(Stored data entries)
___

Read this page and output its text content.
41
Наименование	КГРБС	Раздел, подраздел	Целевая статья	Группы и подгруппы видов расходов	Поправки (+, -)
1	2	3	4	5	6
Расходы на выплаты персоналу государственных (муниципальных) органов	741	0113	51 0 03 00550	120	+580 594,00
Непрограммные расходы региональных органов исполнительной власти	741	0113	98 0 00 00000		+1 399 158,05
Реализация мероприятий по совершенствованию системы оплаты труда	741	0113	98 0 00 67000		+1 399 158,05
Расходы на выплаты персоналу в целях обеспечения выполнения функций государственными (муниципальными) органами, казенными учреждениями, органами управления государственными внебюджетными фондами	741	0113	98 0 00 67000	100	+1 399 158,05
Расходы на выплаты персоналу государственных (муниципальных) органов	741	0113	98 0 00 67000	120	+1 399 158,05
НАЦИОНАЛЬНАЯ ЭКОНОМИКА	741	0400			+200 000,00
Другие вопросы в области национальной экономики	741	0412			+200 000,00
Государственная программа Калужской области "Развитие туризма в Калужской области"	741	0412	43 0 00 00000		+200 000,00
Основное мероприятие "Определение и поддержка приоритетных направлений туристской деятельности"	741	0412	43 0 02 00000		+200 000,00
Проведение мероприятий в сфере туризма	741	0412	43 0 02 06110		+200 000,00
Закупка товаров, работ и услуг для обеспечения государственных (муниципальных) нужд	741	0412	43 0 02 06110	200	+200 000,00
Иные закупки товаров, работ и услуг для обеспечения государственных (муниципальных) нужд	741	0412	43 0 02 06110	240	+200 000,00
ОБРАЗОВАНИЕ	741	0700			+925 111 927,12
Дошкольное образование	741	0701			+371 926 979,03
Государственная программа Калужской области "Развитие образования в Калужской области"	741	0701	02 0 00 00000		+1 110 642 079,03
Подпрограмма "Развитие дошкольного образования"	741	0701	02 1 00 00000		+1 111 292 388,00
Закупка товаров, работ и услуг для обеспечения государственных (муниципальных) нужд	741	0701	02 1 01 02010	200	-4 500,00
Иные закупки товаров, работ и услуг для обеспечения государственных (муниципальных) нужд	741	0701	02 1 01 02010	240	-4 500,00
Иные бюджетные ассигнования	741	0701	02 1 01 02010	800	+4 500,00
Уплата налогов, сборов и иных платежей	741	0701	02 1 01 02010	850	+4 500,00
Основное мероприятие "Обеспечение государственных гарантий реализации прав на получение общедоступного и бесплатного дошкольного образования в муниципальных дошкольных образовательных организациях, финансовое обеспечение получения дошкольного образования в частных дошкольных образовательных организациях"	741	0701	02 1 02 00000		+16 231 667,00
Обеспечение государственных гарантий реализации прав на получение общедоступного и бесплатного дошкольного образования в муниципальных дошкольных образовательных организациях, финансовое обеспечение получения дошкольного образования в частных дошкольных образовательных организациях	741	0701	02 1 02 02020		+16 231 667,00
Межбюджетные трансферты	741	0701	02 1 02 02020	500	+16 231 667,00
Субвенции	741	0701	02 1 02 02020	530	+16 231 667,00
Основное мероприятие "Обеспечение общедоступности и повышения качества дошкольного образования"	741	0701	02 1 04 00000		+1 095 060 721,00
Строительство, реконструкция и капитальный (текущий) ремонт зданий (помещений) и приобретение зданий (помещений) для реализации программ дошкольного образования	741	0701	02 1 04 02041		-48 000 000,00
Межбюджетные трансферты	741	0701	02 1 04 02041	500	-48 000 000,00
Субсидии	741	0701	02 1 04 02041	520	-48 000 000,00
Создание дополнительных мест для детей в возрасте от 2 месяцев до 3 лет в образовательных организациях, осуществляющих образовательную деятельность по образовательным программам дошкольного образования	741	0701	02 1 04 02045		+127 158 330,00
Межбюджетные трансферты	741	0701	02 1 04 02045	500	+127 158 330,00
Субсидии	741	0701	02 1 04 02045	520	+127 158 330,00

___

Copy every line above in which the string "Калужской" shows up.

- Exercise answer:
Государственная программа Калужской области "Развитие туризма в Калужской области"	741	0412	43 0 00 00000		+200 000,00
Государственная программа Калужской области "Развитие образования в Калужской области"	741	0701	02 0 00 00000		+1 110 642 079,03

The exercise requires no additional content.